***** Supplied data

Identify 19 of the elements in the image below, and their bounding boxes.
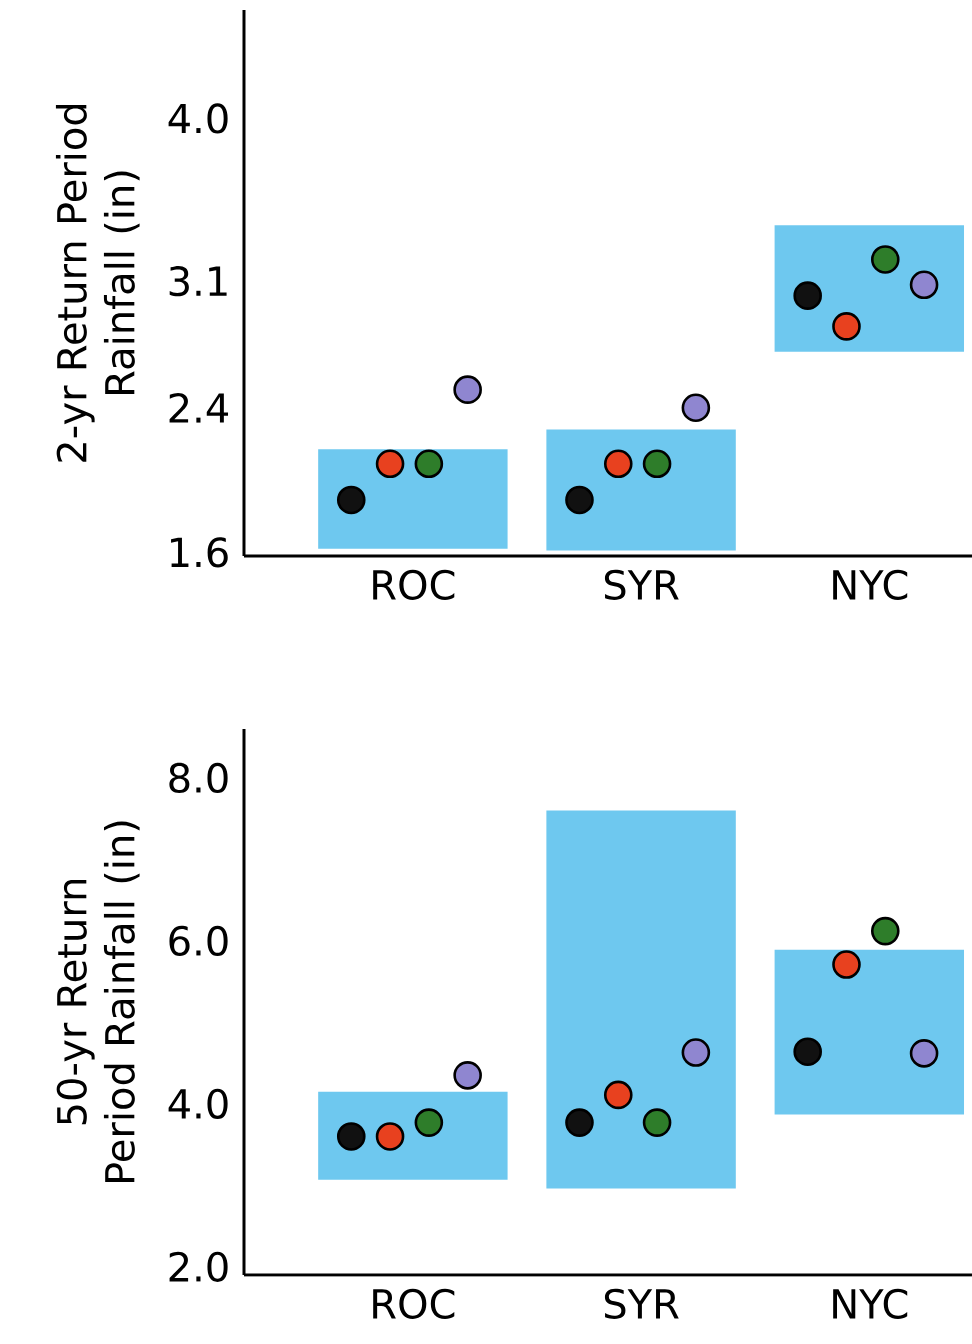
x-tick-label: NYC — [833, 1288, 908, 1319]
y-tick-label: 4.0 — [168, 103, 228, 134]
x-tick-label: NYC — [833, 569, 908, 600]
x-tick-label: ROC — [373, 1288, 455, 1319]
y-axis-title: 2-yr Return Period Rainfall (in) — [55, 104, 140, 462]
y-tick-label: 8.0 — [169, 762, 228, 794]
bar — [546, 429, 736, 551]
x-tick-label: SYR — [604, 1288, 679, 1319]
bar — [546, 810, 736, 1189]
y-tick-label: 6.0 — [169, 925, 228, 957]
x-tick-label: ROC — [373, 569, 455, 600]
y-tick-label: 2.4 — [169, 392, 229, 423]
y-tick-label: 4.0 — [168, 1088, 228, 1119]
y-tick-label: 2.0 — [169, 1251, 228, 1282]
y-axis-title: 50-yr Return Period Rainfall (in) — [56, 821, 140, 1182]
y-tick-label: 1.6 — [171, 537, 228, 568]
x-tick-label: SYR — [604, 569, 679, 600]
bar — [774, 949, 965, 1115]
y-tick-label: 3.1 — [169, 266, 227, 297]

**********

## What you need to do:
Convert the lines from the one containing "x-tick-label: NYC — [833, 1288, 908, 1319]" through the one containing "y-tick-label: 8.0 — [169, 762, 228, 794]", both included, into a JSON list of strings with one string per line. Leave out any blank lines.

## Written reply:
[
  "x-tick-label: NYC — [833, 1288, 908, 1319]",
  "y-tick-label: 4.0 — [168, 103, 228, 134]",
  "x-tick-label: NYC — [833, 569, 908, 600]",
  "x-tick-label: ROC — [373, 1288, 455, 1319]",
  "y-axis-title: 2-yr Return Period Rainfall (in) — [55, 104, 140, 462]",
  "y-tick-label: 8.0 — [169, 762, 228, 794]"
]